#### [GOAL]
Below are the entries; output exactly the lines from the one containing "Read all visible" through the final line, inclusive.
(begin)
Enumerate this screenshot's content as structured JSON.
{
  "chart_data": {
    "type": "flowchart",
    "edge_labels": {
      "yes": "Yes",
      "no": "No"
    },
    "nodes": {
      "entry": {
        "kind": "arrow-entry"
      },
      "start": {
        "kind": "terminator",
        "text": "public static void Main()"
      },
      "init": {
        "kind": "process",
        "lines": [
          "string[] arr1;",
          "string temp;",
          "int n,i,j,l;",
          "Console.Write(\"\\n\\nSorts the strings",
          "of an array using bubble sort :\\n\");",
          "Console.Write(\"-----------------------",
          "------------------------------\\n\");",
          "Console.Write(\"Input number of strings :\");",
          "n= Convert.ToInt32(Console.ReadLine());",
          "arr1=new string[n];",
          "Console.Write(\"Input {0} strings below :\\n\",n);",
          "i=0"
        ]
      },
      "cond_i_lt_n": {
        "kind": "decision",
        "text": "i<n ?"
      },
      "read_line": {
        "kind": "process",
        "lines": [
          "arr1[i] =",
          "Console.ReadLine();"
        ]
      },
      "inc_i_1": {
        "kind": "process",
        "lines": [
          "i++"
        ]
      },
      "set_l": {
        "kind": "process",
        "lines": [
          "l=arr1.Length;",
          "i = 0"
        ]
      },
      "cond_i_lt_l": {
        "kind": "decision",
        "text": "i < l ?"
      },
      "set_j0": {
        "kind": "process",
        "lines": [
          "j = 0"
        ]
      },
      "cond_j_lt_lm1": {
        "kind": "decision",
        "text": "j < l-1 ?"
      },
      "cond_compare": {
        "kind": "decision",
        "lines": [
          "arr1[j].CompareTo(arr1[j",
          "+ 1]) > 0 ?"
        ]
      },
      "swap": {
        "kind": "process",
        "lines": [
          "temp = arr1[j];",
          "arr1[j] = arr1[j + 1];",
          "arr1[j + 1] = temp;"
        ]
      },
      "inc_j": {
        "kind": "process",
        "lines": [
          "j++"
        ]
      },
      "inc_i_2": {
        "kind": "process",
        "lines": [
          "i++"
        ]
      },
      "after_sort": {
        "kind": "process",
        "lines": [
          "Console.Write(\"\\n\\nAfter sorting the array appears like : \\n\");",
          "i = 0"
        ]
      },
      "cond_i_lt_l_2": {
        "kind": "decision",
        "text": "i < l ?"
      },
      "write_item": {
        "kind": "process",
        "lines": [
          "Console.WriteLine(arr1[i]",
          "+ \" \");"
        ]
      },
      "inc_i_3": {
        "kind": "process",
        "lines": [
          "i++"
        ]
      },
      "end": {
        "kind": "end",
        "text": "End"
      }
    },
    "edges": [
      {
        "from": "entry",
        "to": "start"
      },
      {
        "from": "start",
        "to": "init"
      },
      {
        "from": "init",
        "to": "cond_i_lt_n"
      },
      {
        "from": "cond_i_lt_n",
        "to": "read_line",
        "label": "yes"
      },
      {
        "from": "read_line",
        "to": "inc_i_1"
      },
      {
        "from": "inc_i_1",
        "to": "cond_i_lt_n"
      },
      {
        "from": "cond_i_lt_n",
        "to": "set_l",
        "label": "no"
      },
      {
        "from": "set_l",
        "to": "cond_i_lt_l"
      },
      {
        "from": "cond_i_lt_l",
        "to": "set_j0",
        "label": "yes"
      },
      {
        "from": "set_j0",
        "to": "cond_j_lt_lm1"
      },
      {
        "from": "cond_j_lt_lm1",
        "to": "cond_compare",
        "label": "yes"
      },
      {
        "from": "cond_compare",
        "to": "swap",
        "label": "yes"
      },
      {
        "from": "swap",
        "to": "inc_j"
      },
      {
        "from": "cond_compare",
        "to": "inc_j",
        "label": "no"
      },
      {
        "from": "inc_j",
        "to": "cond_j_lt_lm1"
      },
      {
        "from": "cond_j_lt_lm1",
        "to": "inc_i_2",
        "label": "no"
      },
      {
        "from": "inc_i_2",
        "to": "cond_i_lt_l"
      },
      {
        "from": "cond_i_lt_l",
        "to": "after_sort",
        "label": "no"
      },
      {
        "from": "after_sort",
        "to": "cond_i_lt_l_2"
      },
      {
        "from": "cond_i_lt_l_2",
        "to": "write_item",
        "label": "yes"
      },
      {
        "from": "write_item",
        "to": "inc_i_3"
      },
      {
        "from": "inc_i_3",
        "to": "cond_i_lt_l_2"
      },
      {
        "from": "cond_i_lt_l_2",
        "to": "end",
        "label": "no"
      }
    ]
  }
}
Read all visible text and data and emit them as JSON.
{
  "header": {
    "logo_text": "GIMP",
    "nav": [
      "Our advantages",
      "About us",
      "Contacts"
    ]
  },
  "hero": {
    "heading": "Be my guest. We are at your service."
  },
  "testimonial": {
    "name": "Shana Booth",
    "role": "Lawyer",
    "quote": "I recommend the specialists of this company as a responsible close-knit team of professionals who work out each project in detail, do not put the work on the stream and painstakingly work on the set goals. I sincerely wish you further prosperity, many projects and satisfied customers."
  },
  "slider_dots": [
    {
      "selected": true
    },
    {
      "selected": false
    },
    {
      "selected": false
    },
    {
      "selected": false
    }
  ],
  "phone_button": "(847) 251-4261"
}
(end)
#### [RESPONSE FOR THIS EXERCISE]
Read all visible text and data and emit them as JSON.
{
  "header": {
    "logo_text": "GIMP",
    "nav": [
      "Our advantages",
      "About us",
      "Contacts"
    ]
  },
  "hero": {
    "heading": "Be my guest. We are at your service."
  },
  "testimonial": {
    "name": "Shana Booth",
    "role": "Lawyer",
    "quote": "I recommend the specialists of this company as a responsible close-knit team of professionals who work out each project in detail, do not put the work on the stream and painstakingly work on the set goals. I sincerely wish you further prosperity, many projects and satisfied customers."
  },
  "slider_dots": [
    {
      "selected": true
    },
    {
      "selected": false
    },
    {
      "selected": false
    },
    {
      "selected": false
    }
  ],
  "phone_button": "(847) 251-4261"
}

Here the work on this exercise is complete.